■ Input records ■

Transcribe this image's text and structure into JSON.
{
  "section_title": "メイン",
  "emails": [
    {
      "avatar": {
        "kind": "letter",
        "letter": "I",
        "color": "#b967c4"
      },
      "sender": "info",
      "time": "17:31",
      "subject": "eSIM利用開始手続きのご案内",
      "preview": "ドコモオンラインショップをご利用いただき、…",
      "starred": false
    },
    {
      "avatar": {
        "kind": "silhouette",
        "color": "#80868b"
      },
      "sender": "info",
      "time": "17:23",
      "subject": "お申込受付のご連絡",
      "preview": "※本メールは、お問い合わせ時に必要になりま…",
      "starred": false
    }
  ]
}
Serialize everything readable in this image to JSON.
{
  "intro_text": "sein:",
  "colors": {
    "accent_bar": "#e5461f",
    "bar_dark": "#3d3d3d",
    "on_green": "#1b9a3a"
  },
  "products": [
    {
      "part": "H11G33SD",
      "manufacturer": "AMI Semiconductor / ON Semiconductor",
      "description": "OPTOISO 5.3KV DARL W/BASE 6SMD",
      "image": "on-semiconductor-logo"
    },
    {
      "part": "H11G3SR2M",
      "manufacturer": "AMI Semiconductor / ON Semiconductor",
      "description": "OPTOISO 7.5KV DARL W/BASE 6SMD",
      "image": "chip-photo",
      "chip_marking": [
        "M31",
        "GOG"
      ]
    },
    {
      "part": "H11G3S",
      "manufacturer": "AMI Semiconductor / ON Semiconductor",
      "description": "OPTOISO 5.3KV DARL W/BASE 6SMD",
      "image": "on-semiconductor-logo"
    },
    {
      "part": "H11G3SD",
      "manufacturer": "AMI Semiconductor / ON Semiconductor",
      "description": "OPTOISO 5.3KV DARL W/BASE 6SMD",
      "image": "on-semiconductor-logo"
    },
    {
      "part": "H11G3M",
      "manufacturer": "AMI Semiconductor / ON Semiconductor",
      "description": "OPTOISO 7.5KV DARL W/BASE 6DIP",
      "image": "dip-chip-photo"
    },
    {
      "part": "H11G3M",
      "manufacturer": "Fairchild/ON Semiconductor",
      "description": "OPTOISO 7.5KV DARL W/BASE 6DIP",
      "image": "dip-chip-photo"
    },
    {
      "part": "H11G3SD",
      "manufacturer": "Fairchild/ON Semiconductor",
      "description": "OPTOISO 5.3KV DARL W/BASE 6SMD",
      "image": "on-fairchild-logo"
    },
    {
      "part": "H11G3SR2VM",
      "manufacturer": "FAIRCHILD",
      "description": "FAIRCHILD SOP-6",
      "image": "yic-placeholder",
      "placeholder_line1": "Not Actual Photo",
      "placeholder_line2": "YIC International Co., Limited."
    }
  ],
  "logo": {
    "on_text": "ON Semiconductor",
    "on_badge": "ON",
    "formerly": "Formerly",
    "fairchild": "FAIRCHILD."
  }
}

■ Written task ■
Write out the full listing, keeping every line exactly as it is.

■ Task answer ■
Transcribe this image's text and structure into JSON.
{
  "section_title": "メイン",
  "emails": [
    {
      "avatar": {
        "kind": "letter",
        "letter": "I",
        "color": "#b967c4"
      },
      "sender": "info",
      "time": "17:31",
      "subject": "eSIM利用開始手続きのご案内",
      "preview": "ドコモオンラインショップをご利用いただき、…",
      "starred": false
    },
    {
      "avatar": {
        "kind": "silhouette",
        "color": "#80868b"
      },
      "sender": "info",
      "time": "17:23",
      "subject": "お申込受付のご連絡",
      "preview": "※本メールは、お問い合わせ時に必要になりま…",
      "starred": false
    }
  ]
}
Serialize everything readable in this image to JSON.
{
  "intro_text": "sein:",
  "colors": {
    "accent_bar": "#e5461f",
    "bar_dark": "#3d3d3d",
    "on_green": "#1b9a3a"
  },
  "products": [
    {
      "part": "H11G33SD",
      "manufacturer": "AMI Semiconductor / ON Semiconductor",
      "description": "OPTOISO 5.3KV DARL W/BASE 6SMD",
      "image": "on-semiconductor-logo"
    },
    {
      "part": "H11G3SR2M",
      "manufacturer": "AMI Semiconductor / ON Semiconductor",
      "description": "OPTOISO 7.5KV DARL W/BASE 6SMD",
      "image": "chip-photo",
      "chip_marking": [
        "M31",
        "GOG"
      ]
    },
    {
      "part": "H11G3S",
      "manufacturer": "AMI Semiconductor / ON Semiconductor",
      "description": "OPTOISO 5.3KV DARL W/BASE 6SMD",
      "image": "on-semiconductor-logo"
    },
    {
      "part": "H11G3SD",
      "manufacturer": "AMI Semiconductor / ON Semiconductor",
      "description": "OPTOISO 5.3KV DARL W/BASE 6SMD",
      "image": "on-semiconductor-logo"
    },
    {
      "part": "H11G3M",
      "manufacturer": "AMI Semiconductor / ON Semiconductor",
      "description": "OPTOISO 7.5KV DARL W/BASE 6DIP",
      "image": "dip-chip-photo"
    },
    {
      "part": "H11G3M",
      "manufacturer": "Fairchild/ON Semiconductor",
      "description": "OPTOISO 7.5KV DARL W/BASE 6DIP",
      "image": "dip-chip-photo"
    },
    {
      "part": "H11G3SD",
      "manufacturer": "Fairchild/ON Semiconductor",
      "description": "OPTOISO 5.3KV DARL W/BASE 6SMD",
      "image": "on-fairchild-logo"
    },
    {
      "part": "H11G3SR2VM",
      "manufacturer": "FAIRCHILD",
      "description": "FAIRCHILD SOP-6",
      "image": "yic-placeholder",
      "placeholder_line1": "Not Actual Photo",
      "placeholder_line2": "YIC International Co., Limited."
    }
  ],
  "logo": {
    "on_text": "ON Semiconductor",
    "on_badge": "ON",
    "formerly": "Formerly",
    "fairchild": "FAIRCHILD."
  }
}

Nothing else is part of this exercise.